A run of records
···
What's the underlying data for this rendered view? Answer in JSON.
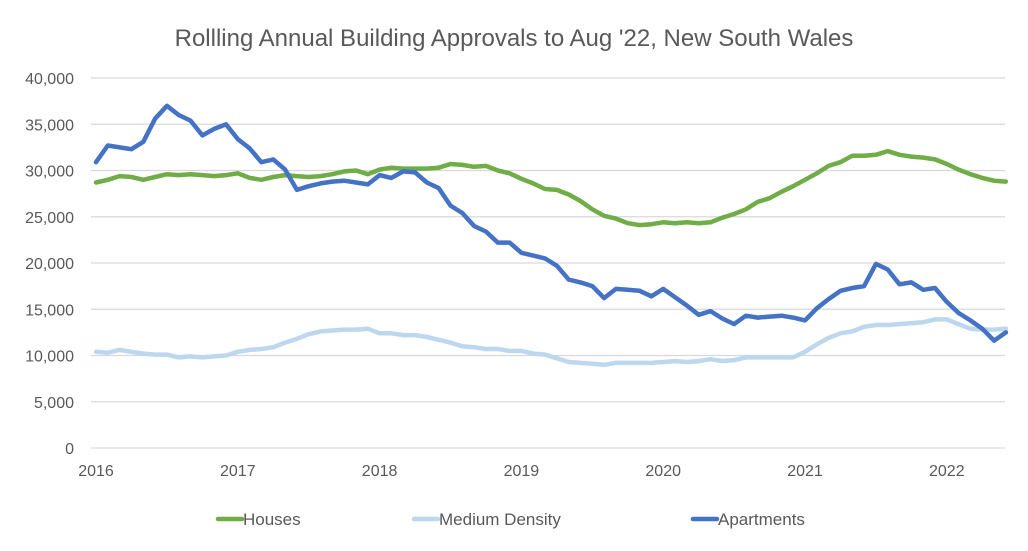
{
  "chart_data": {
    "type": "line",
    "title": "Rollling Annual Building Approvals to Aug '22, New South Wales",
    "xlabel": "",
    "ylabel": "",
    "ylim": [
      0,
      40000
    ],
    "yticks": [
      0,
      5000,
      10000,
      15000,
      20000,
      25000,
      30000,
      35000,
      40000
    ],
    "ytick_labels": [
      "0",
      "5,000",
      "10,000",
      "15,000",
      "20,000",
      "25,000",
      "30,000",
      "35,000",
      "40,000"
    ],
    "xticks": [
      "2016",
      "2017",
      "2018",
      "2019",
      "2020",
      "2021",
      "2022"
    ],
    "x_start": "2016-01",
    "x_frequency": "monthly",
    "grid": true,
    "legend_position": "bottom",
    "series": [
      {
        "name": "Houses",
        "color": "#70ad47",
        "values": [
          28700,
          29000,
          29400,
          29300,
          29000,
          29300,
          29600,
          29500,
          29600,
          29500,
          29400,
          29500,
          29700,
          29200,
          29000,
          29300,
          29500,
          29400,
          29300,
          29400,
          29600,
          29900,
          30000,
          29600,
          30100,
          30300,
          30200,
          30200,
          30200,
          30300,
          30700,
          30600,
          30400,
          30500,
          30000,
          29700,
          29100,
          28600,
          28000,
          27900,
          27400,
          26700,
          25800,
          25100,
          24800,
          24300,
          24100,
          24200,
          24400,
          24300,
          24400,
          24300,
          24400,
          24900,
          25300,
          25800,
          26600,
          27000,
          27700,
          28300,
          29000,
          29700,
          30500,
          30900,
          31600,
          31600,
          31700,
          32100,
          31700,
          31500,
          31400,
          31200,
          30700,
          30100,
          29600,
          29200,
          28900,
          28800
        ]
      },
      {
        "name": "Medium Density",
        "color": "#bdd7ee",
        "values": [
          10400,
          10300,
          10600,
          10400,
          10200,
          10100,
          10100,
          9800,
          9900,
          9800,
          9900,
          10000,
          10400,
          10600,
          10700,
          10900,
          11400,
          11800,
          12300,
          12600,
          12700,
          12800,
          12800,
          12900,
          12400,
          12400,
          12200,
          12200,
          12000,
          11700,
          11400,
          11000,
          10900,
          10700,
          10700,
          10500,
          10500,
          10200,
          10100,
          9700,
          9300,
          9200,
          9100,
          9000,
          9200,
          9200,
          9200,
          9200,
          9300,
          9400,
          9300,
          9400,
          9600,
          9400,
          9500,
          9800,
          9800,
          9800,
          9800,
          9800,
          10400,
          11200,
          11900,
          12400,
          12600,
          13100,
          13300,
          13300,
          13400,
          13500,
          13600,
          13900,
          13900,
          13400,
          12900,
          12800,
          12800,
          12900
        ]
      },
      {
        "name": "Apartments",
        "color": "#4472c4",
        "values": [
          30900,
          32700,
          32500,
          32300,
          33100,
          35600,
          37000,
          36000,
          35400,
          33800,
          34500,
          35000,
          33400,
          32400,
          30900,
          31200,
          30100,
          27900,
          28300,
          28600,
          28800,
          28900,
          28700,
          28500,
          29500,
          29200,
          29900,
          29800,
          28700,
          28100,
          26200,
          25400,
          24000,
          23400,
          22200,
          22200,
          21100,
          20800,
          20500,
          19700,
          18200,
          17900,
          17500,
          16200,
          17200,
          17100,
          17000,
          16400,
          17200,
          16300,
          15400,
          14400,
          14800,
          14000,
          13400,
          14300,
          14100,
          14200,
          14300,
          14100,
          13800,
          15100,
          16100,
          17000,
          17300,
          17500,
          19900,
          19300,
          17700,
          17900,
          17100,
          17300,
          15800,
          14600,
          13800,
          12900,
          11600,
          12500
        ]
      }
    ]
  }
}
···
TASK: Search the material above for "color". Pull out each line where it shows up.

TASK RESPONSE:
        "color": "#70ad47",
        "color": "#bdd7ee",
        "color": "#4472c4",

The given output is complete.